___ MATERIAL ___

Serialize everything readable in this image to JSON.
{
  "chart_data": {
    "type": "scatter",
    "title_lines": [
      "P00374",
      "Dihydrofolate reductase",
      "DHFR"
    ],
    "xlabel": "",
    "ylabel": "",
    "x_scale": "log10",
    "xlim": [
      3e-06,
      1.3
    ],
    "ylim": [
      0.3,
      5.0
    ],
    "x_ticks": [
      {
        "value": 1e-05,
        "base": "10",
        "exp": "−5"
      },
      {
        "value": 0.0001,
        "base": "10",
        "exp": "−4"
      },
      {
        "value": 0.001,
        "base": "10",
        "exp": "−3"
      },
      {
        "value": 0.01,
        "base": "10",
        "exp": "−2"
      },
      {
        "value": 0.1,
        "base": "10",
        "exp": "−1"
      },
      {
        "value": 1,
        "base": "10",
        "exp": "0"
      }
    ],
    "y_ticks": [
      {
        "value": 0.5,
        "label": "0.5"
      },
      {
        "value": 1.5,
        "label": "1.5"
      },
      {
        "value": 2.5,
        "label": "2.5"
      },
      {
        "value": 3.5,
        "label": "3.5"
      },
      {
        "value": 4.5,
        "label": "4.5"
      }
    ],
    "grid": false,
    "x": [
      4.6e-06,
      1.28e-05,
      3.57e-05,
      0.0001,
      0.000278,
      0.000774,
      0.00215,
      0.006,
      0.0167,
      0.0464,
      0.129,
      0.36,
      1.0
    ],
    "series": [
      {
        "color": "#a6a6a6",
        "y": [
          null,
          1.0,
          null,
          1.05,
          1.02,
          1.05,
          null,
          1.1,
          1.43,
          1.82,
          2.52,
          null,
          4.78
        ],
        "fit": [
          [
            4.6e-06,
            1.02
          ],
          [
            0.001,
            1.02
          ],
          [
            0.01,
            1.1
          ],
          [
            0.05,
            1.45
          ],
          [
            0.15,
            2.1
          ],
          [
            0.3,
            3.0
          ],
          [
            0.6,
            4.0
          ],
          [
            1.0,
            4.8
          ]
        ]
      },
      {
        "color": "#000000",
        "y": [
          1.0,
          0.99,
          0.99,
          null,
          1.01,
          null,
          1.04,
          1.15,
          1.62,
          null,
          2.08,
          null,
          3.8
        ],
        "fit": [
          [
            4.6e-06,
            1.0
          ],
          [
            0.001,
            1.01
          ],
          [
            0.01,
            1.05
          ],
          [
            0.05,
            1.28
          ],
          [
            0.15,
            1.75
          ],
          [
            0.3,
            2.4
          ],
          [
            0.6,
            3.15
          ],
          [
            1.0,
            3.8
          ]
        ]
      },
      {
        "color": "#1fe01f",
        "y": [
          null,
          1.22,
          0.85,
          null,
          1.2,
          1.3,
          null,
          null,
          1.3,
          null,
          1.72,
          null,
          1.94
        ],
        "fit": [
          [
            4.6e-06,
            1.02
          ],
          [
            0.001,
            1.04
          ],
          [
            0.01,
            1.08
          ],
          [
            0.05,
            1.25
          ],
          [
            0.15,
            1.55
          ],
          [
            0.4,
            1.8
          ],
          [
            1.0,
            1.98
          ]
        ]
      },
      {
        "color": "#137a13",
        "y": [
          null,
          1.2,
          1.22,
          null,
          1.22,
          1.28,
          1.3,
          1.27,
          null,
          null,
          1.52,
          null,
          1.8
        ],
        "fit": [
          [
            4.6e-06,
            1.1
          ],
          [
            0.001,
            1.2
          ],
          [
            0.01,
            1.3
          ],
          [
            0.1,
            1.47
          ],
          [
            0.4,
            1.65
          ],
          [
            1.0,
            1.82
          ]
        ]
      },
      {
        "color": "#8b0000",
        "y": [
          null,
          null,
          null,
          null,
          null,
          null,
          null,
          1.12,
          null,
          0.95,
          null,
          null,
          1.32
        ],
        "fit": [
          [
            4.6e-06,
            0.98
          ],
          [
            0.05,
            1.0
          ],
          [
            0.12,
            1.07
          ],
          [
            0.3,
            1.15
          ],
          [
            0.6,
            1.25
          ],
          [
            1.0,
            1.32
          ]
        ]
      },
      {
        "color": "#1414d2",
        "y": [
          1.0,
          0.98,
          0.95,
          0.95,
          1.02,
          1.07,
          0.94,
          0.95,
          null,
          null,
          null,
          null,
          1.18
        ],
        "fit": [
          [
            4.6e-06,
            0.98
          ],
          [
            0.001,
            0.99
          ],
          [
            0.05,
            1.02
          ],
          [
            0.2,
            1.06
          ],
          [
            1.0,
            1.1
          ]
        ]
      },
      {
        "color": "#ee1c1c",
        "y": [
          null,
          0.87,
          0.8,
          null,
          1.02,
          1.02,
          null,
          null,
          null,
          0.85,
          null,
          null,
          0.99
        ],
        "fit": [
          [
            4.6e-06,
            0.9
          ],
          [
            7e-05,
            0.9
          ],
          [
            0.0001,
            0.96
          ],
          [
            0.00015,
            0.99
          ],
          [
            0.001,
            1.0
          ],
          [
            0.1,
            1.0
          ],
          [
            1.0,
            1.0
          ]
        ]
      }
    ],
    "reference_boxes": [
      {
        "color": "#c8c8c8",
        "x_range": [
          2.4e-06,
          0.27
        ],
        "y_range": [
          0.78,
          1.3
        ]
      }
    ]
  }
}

___

* _EXERCISE REQUIREMENTS_
Return every record above exactly as it appears.

* _ANSWER FOR THIS EXERCISE_
Serialize everything readable in this image to JSON.
{
  "chart_data": {
    "type": "scatter",
    "title_lines": [
      "P00374",
      "Dihydrofolate reductase",
      "DHFR"
    ],
    "xlabel": "",
    "ylabel": "",
    "x_scale": "log10",
    "xlim": [
      3e-06,
      1.3
    ],
    "ylim": [
      0.3,
      5.0
    ],
    "x_ticks": [
      {
        "value": 1e-05,
        "base": "10",
        "exp": "−5"
      },
      {
        "value": 0.0001,
        "base": "10",
        "exp": "−4"
      },
      {
        "value": 0.001,
        "base": "10",
        "exp": "−3"
      },
      {
        "value": 0.01,
        "base": "10",
        "exp": "−2"
      },
      {
        "value": 0.1,
        "base": "10",
        "exp": "−1"
      },
      {
        "value": 1,
        "base": "10",
        "exp": "0"
      }
    ],
    "y_ticks": [
      {
        "value": 0.5,
        "label": "0.5"
      },
      {
        "value": 1.5,
        "label": "1.5"
      },
      {
        "value": 2.5,
        "label": "2.5"
      },
      {
        "value": 3.5,
        "label": "3.5"
      },
      {
        "value": 4.5,
        "label": "4.5"
      }
    ],
    "grid": false,
    "x": [
      4.6e-06,
      1.28e-05,
      3.57e-05,
      0.0001,
      0.000278,
      0.000774,
      0.00215,
      0.006,
      0.0167,
      0.0464,
      0.129,
      0.36,
      1.0
    ],
    "series": [
      {
        "color": "#a6a6a6",
        "y": [
          null,
          1.0,
          null,
          1.05,
          1.02,
          1.05,
          null,
          1.1,
          1.43,
          1.82,
          2.52,
          null,
          4.78
        ],
        "fit": [
          [
            4.6e-06,
            1.02
          ],
          [
            0.001,
            1.02
          ],
          [
            0.01,
            1.1
          ],
          [
            0.05,
            1.45
          ],
          [
            0.15,
            2.1
          ],
          [
            0.3,
            3.0
          ],
          [
            0.6,
            4.0
          ],
          [
            1.0,
            4.8
          ]
        ]
      },
      {
        "color": "#000000",
        "y": [
          1.0,
          0.99,
          0.99,
          null,
          1.01,
          null,
          1.04,
          1.15,
          1.62,
          null,
          2.08,
          null,
          3.8
        ],
        "fit": [
          [
            4.6e-06,
            1.0
          ],
          [
            0.001,
            1.01
          ],
          [
            0.01,
            1.05
          ],
          [
            0.05,
            1.28
          ],
          [
            0.15,
            1.75
          ],
          [
            0.3,
            2.4
          ],
          [
            0.6,
            3.15
          ],
          [
            1.0,
            3.8
          ]
        ]
      },
      {
        "color": "#1fe01f",
        "y": [
          null,
          1.22,
          0.85,
          null,
          1.2,
          1.3,
          null,
          null,
          1.3,
          null,
          1.72,
          null,
          1.94
        ],
        "fit": [
          [
            4.6e-06,
            1.02
          ],
          [
            0.001,
            1.04
          ],
          [
            0.01,
            1.08
          ],
          [
            0.05,
            1.25
          ],
          [
            0.15,
            1.55
          ],
          [
            0.4,
            1.8
          ],
          [
            1.0,
            1.98
          ]
        ]
      },
      {
        "color": "#137a13",
        "y": [
          null,
          1.2,
          1.22,
          null,
          1.22,
          1.28,
          1.3,
          1.27,
          null,
          null,
          1.52,
          null,
          1.8
        ],
        "fit": [
          [
            4.6e-06,
            1.1
          ],
          [
            0.001,
            1.2
          ],
          [
            0.01,
            1.3
          ],
          [
            0.1,
            1.47
          ],
          [
            0.4,
            1.65
          ],
          [
            1.0,
            1.82
          ]
        ]
      },
      {
        "color": "#8b0000",
        "y": [
          null,
          null,
          null,
          null,
          null,
          null,
          null,
          1.12,
          null,
          0.95,
          null,
          null,
          1.32
        ],
        "fit": [
          [
            4.6e-06,
            0.98
          ],
          [
            0.05,
            1.0
          ],
          [
            0.12,
            1.07
          ],
          [
            0.3,
            1.15
          ],
          [
            0.6,
            1.25
          ],
          [
            1.0,
            1.32
          ]
        ]
      },
      {
        "color": "#1414d2",
        "y": [
          1.0,
          0.98,
          0.95,
          0.95,
          1.02,
          1.07,
          0.94,
          0.95,
          null,
          null,
          null,
          null,
          1.18
        ],
        "fit": [
          [
            4.6e-06,
            0.98
          ],
          [
            0.001,
            0.99
          ],
          [
            0.05,
            1.02
          ],
          [
            0.2,
            1.06
          ],
          [
            1.0,
            1.1
          ]
        ]
      },
      {
        "color": "#ee1c1c",
        "y": [
          null,
          0.87,
          0.8,
          null,
          1.02,
          1.02,
          null,
          null,
          null,
          0.85,
          null,
          null,
          0.99
        ],
        "fit": [
          [
            4.6e-06,
            0.9
          ],
          [
            7e-05,
            0.9
          ],
          [
            0.0001,
            0.96
          ],
          [
            0.00015,
            0.99
          ],
          [
            0.001,
            1.0
          ],
          [
            0.1,
            1.0
          ],
          [
            1.0,
            1.0
          ]
        ]
      }
    ],
    "reference_boxes": [
      {
        "color": "#c8c8c8",
        "x_range": [
          2.4e-06,
          0.27
        ],
        "y_range": [
          0.78,
          1.3
        ]
      }
    ]
  }
}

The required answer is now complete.